- _Task instructions_: Each line below is to be written out in full, exactly as shown.

START Extracted information

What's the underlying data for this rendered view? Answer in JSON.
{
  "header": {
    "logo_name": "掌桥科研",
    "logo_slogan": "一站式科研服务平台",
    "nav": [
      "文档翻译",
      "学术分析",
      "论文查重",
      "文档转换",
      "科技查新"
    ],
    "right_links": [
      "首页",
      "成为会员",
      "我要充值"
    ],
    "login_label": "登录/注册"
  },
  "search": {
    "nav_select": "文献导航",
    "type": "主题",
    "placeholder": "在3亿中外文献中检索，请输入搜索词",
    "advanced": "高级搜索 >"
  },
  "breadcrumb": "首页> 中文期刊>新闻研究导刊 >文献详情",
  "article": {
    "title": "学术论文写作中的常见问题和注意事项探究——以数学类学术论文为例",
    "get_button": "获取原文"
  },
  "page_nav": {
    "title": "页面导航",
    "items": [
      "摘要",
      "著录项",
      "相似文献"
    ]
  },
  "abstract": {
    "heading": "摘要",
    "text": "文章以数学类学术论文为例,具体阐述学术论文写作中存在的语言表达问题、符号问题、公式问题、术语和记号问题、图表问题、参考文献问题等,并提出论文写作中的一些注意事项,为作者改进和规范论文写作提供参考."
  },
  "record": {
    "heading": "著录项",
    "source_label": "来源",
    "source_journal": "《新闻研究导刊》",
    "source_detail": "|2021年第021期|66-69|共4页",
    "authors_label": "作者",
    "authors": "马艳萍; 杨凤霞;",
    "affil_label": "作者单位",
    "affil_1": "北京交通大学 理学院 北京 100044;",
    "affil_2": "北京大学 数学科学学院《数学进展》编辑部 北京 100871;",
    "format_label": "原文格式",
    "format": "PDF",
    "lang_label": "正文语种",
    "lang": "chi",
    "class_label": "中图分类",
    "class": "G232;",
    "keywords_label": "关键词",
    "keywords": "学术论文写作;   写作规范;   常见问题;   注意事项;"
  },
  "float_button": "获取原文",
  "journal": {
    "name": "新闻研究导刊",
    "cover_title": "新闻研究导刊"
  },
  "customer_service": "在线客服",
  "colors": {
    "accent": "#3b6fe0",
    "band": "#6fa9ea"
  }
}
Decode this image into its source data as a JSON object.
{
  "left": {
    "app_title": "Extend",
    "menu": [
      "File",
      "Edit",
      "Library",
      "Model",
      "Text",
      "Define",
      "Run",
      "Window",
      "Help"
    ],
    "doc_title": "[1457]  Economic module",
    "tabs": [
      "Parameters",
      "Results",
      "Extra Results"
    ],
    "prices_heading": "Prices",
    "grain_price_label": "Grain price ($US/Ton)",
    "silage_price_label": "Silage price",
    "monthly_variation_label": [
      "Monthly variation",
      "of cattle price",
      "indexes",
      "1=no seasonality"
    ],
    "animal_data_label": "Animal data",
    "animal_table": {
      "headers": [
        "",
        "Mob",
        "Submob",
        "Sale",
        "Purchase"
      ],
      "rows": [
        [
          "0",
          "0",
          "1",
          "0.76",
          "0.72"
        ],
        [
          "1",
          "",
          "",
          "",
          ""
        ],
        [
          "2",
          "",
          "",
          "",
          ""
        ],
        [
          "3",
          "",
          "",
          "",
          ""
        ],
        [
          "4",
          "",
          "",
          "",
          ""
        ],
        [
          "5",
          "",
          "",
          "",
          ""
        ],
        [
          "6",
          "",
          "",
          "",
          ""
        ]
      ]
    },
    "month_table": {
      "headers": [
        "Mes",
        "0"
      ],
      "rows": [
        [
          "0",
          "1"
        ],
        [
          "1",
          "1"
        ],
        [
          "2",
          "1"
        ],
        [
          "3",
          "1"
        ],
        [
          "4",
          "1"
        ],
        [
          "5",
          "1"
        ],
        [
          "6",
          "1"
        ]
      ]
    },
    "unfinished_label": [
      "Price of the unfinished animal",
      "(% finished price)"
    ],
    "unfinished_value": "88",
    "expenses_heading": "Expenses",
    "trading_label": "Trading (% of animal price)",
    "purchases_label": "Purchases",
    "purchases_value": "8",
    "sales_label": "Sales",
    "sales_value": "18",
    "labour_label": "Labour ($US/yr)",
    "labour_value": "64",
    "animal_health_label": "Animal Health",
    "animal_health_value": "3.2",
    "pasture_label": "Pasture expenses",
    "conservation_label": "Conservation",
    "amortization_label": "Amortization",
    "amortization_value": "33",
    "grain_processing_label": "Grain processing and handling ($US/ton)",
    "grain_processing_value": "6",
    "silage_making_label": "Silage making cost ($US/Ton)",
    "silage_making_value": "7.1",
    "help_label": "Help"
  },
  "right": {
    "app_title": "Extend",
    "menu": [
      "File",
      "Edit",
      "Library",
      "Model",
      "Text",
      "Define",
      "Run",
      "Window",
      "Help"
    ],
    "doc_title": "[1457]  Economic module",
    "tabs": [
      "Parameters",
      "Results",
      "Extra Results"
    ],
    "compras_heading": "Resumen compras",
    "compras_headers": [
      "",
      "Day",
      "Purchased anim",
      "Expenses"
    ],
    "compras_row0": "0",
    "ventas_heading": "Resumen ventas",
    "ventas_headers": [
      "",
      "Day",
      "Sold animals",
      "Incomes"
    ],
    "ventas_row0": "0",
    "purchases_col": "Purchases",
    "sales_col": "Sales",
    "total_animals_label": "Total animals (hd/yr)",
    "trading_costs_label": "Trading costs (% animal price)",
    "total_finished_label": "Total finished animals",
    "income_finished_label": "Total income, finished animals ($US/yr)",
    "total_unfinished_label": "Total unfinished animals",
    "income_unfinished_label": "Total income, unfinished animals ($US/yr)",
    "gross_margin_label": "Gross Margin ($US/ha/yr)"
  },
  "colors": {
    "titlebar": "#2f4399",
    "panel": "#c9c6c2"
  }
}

END Extracted information

- _Exercise result_:
What's the underlying data for this rendered view? Answer in JSON.
{
  "header": {
    "logo_name": "掌桥科研",
    "logo_slogan": "一站式科研服务平台",
    "nav": [
      "文档翻译",
      "学术分析",
      "论文查重",
      "文档转换",
      "科技查新"
    ],
    "right_links": [
      "首页",
      "成为会员",
      "我要充值"
    ],
    "login_label": "登录/注册"
  },
  "search": {
    "nav_select": "文献导航",
    "type": "主题",
    "placeholder": "在3亿中外文献中检索，请输入搜索词",
    "advanced": "高级搜索 >"
  },
  "breadcrumb": "首页> 中文期刊>新闻研究导刊 >文献详情",
  "article": {
    "title": "学术论文写作中的常见问题和注意事项探究——以数学类学术论文为例",
    "get_button": "获取原文"
  },
  "page_nav": {
    "title": "页面导航",
    "items": [
      "摘要",
      "著录项",
      "相似文献"
    ]
  },
  "abstract": {
    "heading": "摘要",
    "text": "文章以数学类学术论文为例,具体阐述学术论文写作中存在的语言表达问题、符号问题、公式问题、术语和记号问题、图表问题、参考文献问题等,并提出论文写作中的一些注意事项,为作者改进和规范论文写作提供参考."
  },
  "record": {
    "heading": "著录项",
    "source_label": "来源",
    "source_journal": "《新闻研究导刊》",
    "source_detail": "|2021年第021期|66-69|共4页",
    "authors_label": "作者",
    "authors": "马艳萍; 杨凤霞;",
    "affil_label": "作者单位",
    "affil_1": "北京交通大学 理学院 北京 100044;",
    "affil_2": "北京大学 数学科学学院《数学进展》编辑部 北京 100871;",
    "format_label": "原文格式",
    "format": "PDF",
    "lang_label": "正文语种",
    "lang": "chi",
    "class_label": "中图分类",
    "class": "G232;",
    "keywords_label": "关键词",
    "keywords": "学术论文写作;   写作规范;   常见问题;   注意事项;"
  },
  "float_button": "获取原文",
  "journal": {
    "name": "新闻研究导刊",
    "cover_title": "新闻研究导刊"
  },
  "customer_service": "在线客服",
  "colors": {
    "accent": "#3b6fe0",
    "band": "#6fa9ea"
  }
}
Decode this image into its source data as a JSON object.
{
  "left": {
    "app_title": "Extend",
    "menu": [
      "File",
      "Edit",
      "Library",
      "Model",
      "Text",
      "Define",
      "Run",
      "Window",
      "Help"
    ],
    "doc_title": "[1457]  Economic module",
    "tabs": [
      "Parameters",
      "Results",
      "Extra Results"
    ],
    "prices_heading": "Prices",
    "grain_price_label": "Grain price ($US/Ton)",
    "silage_price_label": "Silage price",
    "monthly_variation_label": [
      "Monthly variation",
      "of cattle price",
      "indexes",
      "1=no seasonality"
    ],
    "animal_data_label": "Animal data",
    "animal_table": {
      "headers": [
        "",
        "Mob",
        "Submob",
        "Sale",
        "Purchase"
      ],
      "rows": [
        [
          "0",
          "0",
          "1",
          "0.76",
          "0.72"
        ],
        [
          "1",
          "",
          "",
          "",
          ""
        ],
        [
          "2",
          "",
          "",
          "",
          ""
        ],
        [
          "3",
          "",
          "",
          "",
          ""
        ],
        [
          "4",
          "",
          "",
          "",
          ""
        ],
        [
          "5",
          "",
          "",
          "",
          ""
        ],
        [
          "6",
          "",
          "",
          "",
          ""
        ]
      ]
    },
    "month_table": {
      "headers": [
        "Mes",
        "0"
      ],
      "rows": [
        [
          "0",
          "1"
        ],
        [
          "1",
          "1"
        ],
        [
          "2",
          "1"
        ],
        [
          "3",
          "1"
        ],
        [
          "4",
          "1"
        ],
        [
          "5",
          "1"
        ],
        [
          "6",
          "1"
        ]
      ]
    },
    "unfinished_label": [
      "Price of the unfinished animal",
      "(% finished price)"
    ],
    "unfinished_value": "88",
    "expenses_heading": "Expenses",
    "trading_label": "Trading (% of animal price)",
    "purchases_label": "Purchases",
    "purchases_value": "8",
    "sales_label": "Sales",
    "sales_value": "18",
    "labour_label": "Labour ($US/yr)",
    "labour_value": "64",
    "animal_health_label": "Animal Health",
    "animal_health_value": "3.2",
    "pasture_label": "Pasture expenses",
    "conservation_label": "Conservation",
    "amortization_label": "Amortization",
    "amortization_value": "33",
    "grain_processing_label": "Grain processing and handling ($US/ton)",
    "grain_processing_value": "6",
    "silage_making_label": "Silage making cost ($US/Ton)",
    "silage_making_value": "7.1",
    "help_label": "Help"
  },
  "right": {
    "app_title": "Extend",
    "menu": [
      "File",
      "Edit",
      "Library",
      "Model",
      "Text",
      "Define",
      "Run",
      "Window",
      "Help"
    ],
    "doc_title": "[1457]  Economic module",
    "tabs": [
      "Parameters",
      "Results",
      "Extra Results"
    ],
    "compras_heading": "Resumen compras",
    "compras_headers": [
      "",
      "Day",
      "Purchased anim",
      "Expenses"
    ],
    "compras_row0": "0",
    "ventas_heading": "Resumen ventas",
    "ventas_headers": [
      "",
      "Day",
      "Sold animals",
      "Incomes"
    ],
    "ventas_row0": "0",
    "purchases_col": "Purchases",
    "sales_col": "Sales",
    "total_animals_label": "Total animals (hd/yr)",
    "trading_costs_label": "Trading costs (% animal price)",
    "total_finished_label": "Total finished animals",
    "income_finished_label": "Total income, finished animals ($US/yr)",
    "total_unfinished_label": "Total unfinished animals",
    "income_unfinished_label": "Total income, unfinished animals ($US/yr)",
    "gross_margin_label": "Gross Margin ($US/ha/yr)"
  },
  "colors": {
    "titlebar": "#2f4399",
    "panel": "#c9c6c2"
  }
}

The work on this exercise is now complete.